Records excerpted from a collection:
━━━━━━━━━━━━━━━━━━━━━━━━━━━━━━
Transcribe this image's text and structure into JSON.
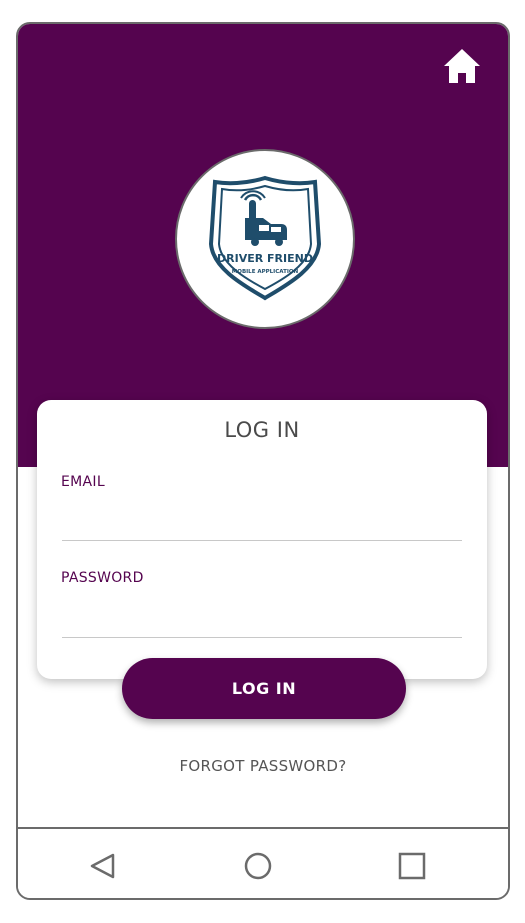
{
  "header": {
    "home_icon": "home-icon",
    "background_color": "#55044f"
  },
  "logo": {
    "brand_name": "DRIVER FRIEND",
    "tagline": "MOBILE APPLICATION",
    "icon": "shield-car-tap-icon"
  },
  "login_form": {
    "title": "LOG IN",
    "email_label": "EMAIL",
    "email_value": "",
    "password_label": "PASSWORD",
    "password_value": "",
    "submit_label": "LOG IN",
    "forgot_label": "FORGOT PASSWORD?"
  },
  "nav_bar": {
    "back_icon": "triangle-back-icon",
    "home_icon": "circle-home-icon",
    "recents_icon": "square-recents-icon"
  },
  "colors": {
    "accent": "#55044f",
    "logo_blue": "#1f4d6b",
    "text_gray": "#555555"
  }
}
━━━━━━━━━━━━━━━━━━━━━━━━━━━━━━
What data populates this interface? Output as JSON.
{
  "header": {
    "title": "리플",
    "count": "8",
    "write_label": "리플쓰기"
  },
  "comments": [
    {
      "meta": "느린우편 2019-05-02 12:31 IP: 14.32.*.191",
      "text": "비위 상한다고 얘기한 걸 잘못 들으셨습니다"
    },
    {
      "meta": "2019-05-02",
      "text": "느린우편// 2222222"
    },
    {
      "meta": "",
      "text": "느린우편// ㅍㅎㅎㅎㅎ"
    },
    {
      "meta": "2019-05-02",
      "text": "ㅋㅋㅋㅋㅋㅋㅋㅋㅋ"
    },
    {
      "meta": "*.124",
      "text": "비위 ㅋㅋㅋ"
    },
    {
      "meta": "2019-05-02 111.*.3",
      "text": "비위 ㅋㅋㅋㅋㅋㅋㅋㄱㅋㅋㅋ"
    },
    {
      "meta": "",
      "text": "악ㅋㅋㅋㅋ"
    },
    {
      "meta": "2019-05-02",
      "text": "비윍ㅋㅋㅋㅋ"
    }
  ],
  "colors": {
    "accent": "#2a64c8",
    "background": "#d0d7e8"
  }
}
━━━━━━━━━━━━━━━━━━━━━━━━━━━━━━
(Directive) Take every line containing the word "JSON" and copy it.

(Complete answer)
Transcribe this image's text and structure into JSON.
What data populates this interface? Output as JSON.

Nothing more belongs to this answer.